## WORK REQUEST
Write out part of the voting rights text below word for word, starting at the words "We fight for" and ending after the words "will of voters.".

Our work focuses on historically disenfranchised and underrepresented communities by helping them advocate for fair policies, procedures, and voting districts that provide them an equal opportunity to have their voices heard and votes counted. With stronger civic education and responsive representation, these communities gain better access to the resources and services they need to dismantle structural racism and oppression and build a more inclusive democracy.

We fight for racially equitable voting maps at every level of government through litigation, communications, community advocacy, and education. By involving communities directly in the redistricting process, we work to secure fair representation for historically disadvantaged voters. 

As anti-democratic partisan entrenchment grows, SCSJ fights voter suppression and lessens its impacts through litigation, legal advocacy, and other evolving strategies.

We firmly believe election protection and election administration must be a year-round priority — not just during federal election years. Through advocacy, education, and litigation, we work to make elections more inclusive and ensure they truly reflect the will of voters.

## DATA RECORDS
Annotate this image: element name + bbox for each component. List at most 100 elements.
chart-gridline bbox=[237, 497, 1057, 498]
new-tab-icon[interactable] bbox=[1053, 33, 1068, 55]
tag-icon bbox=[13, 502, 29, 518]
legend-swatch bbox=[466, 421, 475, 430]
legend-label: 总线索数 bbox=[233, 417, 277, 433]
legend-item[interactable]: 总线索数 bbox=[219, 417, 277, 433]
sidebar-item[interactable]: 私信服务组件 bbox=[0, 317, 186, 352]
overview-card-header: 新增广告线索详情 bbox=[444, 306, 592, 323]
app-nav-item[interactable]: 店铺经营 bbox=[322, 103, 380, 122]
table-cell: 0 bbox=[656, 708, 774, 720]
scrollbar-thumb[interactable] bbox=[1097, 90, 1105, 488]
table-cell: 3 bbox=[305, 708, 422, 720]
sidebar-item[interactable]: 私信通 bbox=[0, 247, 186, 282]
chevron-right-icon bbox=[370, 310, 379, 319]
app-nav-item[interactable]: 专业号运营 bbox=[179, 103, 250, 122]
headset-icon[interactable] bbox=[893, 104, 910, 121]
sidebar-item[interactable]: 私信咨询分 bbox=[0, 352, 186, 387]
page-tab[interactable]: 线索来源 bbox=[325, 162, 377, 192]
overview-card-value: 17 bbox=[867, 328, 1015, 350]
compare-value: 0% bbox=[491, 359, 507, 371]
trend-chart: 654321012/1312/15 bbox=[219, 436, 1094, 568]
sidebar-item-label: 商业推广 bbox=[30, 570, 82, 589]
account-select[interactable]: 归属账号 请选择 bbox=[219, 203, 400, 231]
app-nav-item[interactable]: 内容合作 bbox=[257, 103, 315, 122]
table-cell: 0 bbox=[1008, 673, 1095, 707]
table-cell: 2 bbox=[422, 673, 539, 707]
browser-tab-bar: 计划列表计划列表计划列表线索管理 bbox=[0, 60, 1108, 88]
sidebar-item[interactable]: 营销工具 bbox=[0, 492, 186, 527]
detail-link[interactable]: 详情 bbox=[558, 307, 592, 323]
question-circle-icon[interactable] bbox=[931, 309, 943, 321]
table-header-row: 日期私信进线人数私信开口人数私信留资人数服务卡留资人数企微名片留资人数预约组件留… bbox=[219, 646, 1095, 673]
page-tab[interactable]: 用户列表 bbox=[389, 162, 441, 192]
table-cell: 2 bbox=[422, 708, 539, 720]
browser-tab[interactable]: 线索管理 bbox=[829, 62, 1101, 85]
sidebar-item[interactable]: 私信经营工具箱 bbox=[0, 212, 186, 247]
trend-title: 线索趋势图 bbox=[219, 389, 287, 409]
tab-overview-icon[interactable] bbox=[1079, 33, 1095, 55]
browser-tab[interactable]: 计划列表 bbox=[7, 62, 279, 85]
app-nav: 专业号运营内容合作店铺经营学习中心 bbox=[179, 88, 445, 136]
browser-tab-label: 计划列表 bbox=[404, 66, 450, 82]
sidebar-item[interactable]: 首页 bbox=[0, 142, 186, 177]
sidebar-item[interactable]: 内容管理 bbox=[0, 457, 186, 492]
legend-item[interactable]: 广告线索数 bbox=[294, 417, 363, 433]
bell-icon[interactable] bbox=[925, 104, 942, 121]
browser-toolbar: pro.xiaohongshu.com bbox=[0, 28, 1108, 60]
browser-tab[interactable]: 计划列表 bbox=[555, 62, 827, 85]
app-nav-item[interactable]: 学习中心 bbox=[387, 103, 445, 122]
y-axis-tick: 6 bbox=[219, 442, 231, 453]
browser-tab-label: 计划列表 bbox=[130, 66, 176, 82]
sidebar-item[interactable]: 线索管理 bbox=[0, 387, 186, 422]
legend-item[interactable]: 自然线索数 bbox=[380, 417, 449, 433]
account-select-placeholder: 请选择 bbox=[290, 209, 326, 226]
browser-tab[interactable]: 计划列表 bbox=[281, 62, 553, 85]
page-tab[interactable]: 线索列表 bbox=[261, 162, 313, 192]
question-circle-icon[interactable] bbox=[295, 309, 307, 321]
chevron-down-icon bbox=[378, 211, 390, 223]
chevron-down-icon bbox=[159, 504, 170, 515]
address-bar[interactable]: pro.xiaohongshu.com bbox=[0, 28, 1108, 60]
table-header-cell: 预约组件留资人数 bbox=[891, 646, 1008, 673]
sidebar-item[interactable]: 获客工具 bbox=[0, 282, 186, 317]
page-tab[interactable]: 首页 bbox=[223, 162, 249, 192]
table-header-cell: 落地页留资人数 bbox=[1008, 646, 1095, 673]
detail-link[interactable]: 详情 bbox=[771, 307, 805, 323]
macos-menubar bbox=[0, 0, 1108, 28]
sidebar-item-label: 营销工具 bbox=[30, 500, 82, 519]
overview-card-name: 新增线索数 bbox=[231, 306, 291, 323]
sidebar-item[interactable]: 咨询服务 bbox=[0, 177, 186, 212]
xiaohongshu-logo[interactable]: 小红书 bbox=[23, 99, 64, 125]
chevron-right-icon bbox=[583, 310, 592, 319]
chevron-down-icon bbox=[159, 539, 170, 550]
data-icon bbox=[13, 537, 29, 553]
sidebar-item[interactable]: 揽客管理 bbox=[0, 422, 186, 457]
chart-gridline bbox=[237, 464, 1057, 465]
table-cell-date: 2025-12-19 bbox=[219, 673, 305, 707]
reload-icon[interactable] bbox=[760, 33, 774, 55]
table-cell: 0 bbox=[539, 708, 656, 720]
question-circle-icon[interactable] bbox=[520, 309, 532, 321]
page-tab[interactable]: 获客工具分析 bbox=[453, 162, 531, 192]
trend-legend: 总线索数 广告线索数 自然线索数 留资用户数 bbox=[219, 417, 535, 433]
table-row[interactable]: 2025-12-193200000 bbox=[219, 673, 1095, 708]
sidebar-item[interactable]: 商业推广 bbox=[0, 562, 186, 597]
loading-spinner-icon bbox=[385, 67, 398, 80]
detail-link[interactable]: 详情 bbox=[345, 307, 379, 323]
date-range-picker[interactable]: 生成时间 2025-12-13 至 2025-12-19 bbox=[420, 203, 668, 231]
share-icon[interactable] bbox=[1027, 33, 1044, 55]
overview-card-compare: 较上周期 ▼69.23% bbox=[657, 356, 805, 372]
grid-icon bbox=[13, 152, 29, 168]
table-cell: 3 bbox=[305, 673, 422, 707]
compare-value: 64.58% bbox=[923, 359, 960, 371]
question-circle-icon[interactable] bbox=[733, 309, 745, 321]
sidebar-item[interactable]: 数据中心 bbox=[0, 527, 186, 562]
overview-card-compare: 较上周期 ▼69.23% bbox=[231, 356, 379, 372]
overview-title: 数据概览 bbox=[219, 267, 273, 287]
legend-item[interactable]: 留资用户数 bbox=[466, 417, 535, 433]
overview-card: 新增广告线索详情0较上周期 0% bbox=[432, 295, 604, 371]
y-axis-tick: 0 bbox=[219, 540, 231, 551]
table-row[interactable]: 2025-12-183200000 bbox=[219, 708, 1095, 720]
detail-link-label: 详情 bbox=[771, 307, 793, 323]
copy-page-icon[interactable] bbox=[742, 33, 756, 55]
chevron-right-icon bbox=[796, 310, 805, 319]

## RESULT OF THE TASK
We fight for racially equitable voting maps at every level of government through litigation, communications, community advocacy, and education. By involving communities directly in the redistricting process, we work to secure fair representation for historically disadvantaged voters. 

As anti-democratic partisan entrenchment grows, SCSJ fights voter suppression and lessens its impacts through litigation, legal advocacy, and other evolving strategies.

We firmly believe election protection and election administration must be a year-round priority — not just during federal election years. Through advocacy, education, and litigation, we work to make elections more inclusive and ensure they truly reflect the will of voters.